Reproduce each line from the records that holds "atasī".

* Record set:
--------------------

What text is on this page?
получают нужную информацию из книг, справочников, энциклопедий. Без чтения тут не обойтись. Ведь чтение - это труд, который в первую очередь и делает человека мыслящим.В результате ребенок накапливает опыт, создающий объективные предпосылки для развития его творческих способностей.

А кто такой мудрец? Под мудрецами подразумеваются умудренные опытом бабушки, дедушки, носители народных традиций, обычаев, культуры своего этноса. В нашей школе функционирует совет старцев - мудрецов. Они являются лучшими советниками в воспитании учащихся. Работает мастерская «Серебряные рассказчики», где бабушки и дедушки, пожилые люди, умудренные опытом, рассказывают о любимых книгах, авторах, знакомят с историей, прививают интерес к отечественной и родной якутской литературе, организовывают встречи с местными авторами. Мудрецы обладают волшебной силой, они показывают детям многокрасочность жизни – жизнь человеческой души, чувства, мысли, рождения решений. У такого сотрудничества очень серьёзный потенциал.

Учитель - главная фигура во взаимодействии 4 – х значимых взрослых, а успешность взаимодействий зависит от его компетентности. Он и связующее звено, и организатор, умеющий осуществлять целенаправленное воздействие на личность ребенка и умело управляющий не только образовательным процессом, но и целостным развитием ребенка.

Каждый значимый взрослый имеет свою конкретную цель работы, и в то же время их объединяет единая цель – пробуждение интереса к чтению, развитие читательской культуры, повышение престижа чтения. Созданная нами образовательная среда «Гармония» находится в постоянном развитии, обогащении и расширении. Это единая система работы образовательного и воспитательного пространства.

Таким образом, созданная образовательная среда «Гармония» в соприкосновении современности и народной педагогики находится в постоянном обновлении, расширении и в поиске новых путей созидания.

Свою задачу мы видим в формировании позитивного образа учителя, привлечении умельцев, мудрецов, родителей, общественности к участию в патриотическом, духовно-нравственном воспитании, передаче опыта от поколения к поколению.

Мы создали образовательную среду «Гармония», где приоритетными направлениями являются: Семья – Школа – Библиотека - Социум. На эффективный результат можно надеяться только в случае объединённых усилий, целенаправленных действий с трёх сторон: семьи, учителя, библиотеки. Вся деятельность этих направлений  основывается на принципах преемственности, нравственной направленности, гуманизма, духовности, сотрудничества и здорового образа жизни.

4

--------------------

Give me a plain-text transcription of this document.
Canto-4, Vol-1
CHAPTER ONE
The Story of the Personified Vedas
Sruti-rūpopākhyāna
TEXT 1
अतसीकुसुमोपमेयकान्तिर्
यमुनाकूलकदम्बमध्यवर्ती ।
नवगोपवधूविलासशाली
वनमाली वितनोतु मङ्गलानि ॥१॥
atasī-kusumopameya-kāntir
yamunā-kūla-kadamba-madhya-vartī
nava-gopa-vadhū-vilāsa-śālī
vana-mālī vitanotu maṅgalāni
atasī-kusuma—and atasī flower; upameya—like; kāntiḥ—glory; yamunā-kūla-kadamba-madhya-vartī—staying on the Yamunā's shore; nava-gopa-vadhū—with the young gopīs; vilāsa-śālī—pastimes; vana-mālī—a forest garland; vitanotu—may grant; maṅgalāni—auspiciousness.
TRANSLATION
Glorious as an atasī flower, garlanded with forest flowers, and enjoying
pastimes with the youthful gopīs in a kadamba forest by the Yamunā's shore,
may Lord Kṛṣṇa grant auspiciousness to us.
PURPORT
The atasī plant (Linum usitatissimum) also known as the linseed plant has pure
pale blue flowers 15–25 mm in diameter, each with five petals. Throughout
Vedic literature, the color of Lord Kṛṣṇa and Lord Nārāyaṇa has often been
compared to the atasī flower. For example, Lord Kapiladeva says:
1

--------------------

* Result of this exercise:
atasī-kusumopameya-kāntir
atasī-kusuma—and atasī flower; upameya—like; kāntiḥ—glory; yamunā-kūla-kadamba-madhya-vartī—staying on the Yamunā's shore; nava-gopa-vadhū—with the young gopīs; vilāsa-śālī—pastimes; vana-mālī—a forest garland; vitanotu—may grant; maṅgalāni—auspiciousness.
Glorious as an atasī flower, garlanded with forest flowers, and enjoying
The atasī plant (Linum usitatissimum) also known as the linseed plant has pure
compared to the atasī flower. For example, Lord Kapiladeva says:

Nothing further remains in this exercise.